DATA IN THIS EXERCISE
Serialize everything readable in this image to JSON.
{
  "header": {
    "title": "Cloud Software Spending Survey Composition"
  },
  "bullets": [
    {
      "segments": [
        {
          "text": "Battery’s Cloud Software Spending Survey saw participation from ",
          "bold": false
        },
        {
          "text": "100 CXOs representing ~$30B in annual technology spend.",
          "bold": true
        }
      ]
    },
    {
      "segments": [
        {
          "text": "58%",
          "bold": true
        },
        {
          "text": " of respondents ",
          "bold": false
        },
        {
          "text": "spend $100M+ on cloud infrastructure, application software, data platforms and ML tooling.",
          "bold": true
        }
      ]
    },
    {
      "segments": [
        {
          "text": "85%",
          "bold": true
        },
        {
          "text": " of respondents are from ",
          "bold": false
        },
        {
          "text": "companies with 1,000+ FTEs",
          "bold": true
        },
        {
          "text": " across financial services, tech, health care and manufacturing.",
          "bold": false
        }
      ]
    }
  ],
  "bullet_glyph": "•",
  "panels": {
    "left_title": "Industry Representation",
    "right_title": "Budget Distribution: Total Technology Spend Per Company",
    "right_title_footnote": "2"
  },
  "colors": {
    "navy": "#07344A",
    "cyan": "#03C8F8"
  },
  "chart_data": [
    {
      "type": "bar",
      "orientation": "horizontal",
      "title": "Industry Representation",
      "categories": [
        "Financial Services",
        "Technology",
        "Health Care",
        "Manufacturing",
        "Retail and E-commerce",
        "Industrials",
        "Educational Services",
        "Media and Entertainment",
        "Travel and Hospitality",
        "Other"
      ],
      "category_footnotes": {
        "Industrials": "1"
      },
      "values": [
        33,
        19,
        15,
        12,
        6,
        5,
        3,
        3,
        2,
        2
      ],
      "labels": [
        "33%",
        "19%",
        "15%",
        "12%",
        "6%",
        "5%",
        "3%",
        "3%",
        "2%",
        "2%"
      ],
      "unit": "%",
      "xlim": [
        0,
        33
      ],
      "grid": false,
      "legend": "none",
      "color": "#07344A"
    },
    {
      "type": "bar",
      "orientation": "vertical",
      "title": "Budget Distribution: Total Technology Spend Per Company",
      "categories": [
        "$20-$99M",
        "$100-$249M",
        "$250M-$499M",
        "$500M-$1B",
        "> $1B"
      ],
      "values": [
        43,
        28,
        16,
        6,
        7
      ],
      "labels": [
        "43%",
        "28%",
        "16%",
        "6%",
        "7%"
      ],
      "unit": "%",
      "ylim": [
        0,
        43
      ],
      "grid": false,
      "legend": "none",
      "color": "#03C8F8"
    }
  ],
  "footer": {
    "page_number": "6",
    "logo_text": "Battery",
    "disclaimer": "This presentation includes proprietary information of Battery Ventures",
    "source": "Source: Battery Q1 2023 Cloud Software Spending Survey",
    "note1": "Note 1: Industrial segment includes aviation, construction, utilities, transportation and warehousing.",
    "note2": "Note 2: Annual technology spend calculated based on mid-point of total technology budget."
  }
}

WHAT TO WORK ON
Quote every entry exactly.

FINISHED EXERCISE
Serialize everything readable in this image to JSON.
{
  "header": {
    "title": "Cloud Software Spending Survey Composition"
  },
  "bullets": [
    {
      "segments": [
        {
          "text": "Battery’s Cloud Software Spending Survey saw participation from ",
          "bold": false
        },
        {
          "text": "100 CXOs representing ~$30B in annual technology spend.",
          "bold": true
        }
      ]
    },
    {
      "segments": [
        {
          "text": "58%",
          "bold": true
        },
        {
          "text": " of respondents ",
          "bold": false
        },
        {
          "text": "spend $100M+ on cloud infrastructure, application software, data platforms and ML tooling.",
          "bold": true
        }
      ]
    },
    {
      "segments": [
        {
          "text": "85%",
          "bold": true
        },
        {
          "text": " of respondents are from ",
          "bold": false
        },
        {
          "text": "companies with 1,000+ FTEs",
          "bold": true
        },
        {
          "text": " across financial services, tech, health care and manufacturing.",
          "bold": false
        }
      ]
    }
  ],
  "bullet_glyph": "•",
  "panels": {
    "left_title": "Industry Representation",
    "right_title": "Budget Distribution: Total Technology Spend Per Company",
    "right_title_footnote": "2"
  },
  "colors": {
    "navy": "#07344A",
    "cyan": "#03C8F8"
  },
  "chart_data": [
    {
      "type": "bar",
      "orientation": "horizontal",
      "title": "Industry Representation",
      "categories": [
        "Financial Services",
        "Technology",
        "Health Care",
        "Manufacturing",
        "Retail and E-commerce",
        "Industrials",
        "Educational Services",
        "Media and Entertainment",
        "Travel and Hospitality",
        "Other"
      ],
      "category_footnotes": {
        "Industrials": "1"
      },
      "values": [
        33,
        19,
        15,
        12,
        6,
        5,
        3,
        3,
        2,
        2
      ],
      "labels": [
        "33%",
        "19%",
        "15%",
        "12%",
        "6%",
        "5%",
        "3%",
        "3%",
        "2%",
        "2%"
      ],
      "unit": "%",
      "xlim": [
        0,
        33
      ],
      "grid": false,
      "legend": "none",
      "color": "#07344A"
    },
    {
      "type": "bar",
      "orientation": "vertical",
      "title": "Budget Distribution: Total Technology Spend Per Company",
      "categories": [
        "$20-$99M",
        "$100-$249M",
        "$250M-$499M",
        "$500M-$1B",
        "> $1B"
      ],
      "values": [
        43,
        28,
        16,
        6,
        7
      ],
      "labels": [
        "43%",
        "28%",
        "16%",
        "6%",
        "7%"
      ],
      "unit": "%",
      "ylim": [
        0,
        43
      ],
      "grid": false,
      "legend": "none",
      "color": "#03C8F8"
    }
  ],
  "footer": {
    "page_number": "6",
    "logo_text": "Battery",
    "disclaimer": "This presentation includes proprietary information of Battery Ventures",
    "source": "Source: Battery Q1 2023 Cloud Software Spending Survey",
    "note1": "Note 1: Industrial segment includes aviation, construction, utilities, transportation and warehousing.",
    "note2": "Note 2: Annual technology spend calculated based on mid-point of total technology budget."
  }
}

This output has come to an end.